DATA LISTING:
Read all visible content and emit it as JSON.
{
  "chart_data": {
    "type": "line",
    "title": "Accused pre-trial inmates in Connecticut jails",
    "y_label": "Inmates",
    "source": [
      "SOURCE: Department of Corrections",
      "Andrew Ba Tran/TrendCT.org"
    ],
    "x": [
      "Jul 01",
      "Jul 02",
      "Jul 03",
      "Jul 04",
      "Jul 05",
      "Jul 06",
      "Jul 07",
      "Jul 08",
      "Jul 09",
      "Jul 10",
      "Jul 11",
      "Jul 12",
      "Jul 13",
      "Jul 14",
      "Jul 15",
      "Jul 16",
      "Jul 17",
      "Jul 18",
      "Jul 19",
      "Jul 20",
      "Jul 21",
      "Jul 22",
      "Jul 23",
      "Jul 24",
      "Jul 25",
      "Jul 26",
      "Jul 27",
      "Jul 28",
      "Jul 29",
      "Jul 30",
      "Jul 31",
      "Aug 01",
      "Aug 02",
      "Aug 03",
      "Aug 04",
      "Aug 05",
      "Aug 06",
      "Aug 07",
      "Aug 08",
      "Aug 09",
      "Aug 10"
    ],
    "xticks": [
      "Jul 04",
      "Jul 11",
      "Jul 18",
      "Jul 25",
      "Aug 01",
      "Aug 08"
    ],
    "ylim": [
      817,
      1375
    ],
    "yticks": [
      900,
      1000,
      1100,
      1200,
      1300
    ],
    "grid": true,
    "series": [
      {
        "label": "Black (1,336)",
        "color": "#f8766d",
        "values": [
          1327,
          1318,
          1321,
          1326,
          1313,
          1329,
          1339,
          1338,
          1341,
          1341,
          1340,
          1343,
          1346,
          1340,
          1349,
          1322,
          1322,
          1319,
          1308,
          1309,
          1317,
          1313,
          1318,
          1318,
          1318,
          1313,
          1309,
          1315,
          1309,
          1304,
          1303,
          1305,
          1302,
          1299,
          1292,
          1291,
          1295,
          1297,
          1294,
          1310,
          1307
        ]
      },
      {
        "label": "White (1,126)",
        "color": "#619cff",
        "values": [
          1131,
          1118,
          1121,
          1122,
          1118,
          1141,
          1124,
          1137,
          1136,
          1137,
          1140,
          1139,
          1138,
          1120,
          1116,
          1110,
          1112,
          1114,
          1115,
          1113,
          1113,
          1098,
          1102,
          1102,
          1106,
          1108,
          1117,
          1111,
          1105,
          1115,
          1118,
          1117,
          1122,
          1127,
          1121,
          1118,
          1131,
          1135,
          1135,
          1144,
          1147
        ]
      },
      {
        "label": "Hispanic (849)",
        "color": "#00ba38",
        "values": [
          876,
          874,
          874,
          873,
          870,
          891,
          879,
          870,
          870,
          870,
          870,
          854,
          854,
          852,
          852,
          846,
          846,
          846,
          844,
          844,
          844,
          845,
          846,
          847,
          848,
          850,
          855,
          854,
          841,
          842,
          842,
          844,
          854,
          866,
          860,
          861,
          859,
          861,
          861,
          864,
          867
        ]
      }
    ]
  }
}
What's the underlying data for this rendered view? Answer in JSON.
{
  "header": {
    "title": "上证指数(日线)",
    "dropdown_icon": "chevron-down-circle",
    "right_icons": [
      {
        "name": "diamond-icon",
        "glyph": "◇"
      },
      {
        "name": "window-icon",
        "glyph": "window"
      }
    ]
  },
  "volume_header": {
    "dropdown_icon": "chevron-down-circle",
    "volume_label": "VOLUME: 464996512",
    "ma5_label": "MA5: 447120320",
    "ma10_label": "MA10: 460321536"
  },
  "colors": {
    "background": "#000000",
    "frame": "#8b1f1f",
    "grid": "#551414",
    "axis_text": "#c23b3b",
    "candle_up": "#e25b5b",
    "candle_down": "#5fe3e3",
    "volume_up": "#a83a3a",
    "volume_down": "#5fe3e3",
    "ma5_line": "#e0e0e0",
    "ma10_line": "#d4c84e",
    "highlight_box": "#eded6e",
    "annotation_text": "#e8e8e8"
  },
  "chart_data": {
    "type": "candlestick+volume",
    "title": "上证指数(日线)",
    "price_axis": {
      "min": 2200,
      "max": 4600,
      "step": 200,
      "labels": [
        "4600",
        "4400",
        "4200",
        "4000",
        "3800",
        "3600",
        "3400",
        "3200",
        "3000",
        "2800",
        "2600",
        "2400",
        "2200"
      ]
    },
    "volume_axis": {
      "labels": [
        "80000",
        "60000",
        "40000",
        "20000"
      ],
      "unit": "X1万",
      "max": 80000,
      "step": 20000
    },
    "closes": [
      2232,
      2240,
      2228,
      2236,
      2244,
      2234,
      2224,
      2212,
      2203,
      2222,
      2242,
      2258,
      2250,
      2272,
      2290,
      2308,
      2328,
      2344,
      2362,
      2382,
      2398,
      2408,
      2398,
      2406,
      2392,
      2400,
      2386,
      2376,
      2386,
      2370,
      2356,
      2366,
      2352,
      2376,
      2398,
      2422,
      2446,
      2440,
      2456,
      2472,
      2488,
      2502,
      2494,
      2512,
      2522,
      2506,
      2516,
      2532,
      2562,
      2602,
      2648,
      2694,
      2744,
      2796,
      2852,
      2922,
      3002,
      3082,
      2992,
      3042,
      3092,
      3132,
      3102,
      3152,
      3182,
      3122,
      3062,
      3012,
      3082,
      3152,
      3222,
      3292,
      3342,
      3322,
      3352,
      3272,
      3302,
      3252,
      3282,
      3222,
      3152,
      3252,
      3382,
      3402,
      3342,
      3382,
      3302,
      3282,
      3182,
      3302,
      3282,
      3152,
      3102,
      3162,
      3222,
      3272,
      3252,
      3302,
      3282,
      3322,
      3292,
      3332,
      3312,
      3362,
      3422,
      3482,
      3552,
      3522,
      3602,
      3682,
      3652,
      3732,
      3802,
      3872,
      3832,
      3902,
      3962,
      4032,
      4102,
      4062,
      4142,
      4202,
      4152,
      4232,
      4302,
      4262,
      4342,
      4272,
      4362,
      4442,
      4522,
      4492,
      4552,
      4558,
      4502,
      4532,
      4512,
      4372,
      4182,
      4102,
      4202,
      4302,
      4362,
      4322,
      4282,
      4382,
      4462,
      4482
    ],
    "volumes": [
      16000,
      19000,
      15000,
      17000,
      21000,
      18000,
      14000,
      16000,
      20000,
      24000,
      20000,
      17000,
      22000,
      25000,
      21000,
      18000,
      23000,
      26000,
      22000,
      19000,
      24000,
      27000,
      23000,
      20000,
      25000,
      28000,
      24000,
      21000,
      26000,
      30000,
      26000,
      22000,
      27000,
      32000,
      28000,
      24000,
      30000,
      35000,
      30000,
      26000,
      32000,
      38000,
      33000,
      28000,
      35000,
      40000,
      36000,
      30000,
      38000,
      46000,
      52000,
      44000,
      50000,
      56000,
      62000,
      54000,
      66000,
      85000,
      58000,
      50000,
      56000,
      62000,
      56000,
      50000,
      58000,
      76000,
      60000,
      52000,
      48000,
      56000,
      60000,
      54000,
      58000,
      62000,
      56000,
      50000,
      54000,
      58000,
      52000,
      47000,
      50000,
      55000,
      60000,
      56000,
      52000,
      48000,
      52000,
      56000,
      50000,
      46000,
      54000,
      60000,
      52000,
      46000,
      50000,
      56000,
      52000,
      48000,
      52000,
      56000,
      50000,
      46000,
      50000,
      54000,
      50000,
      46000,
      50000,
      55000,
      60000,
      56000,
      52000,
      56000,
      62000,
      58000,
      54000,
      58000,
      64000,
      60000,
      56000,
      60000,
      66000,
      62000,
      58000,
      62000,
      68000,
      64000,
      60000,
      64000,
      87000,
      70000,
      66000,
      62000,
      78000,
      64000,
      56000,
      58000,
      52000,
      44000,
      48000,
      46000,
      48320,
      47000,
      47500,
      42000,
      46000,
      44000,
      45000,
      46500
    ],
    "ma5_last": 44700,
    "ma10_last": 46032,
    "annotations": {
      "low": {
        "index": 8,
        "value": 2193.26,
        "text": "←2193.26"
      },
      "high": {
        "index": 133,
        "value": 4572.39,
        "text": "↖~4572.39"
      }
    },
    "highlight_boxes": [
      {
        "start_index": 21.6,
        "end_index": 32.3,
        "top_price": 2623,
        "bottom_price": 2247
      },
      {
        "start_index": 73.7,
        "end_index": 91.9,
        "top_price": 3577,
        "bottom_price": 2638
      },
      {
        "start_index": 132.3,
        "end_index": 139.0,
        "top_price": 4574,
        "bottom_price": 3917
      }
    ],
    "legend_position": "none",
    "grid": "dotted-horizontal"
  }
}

WORK INSTRUCTIONS:
Which lines include "grid"? Copy each of them out.

SOLUTION TO THE PROBLEM:
    "grid": true,
    "grid": "#551414",
    "grid": "dotted-horizontal"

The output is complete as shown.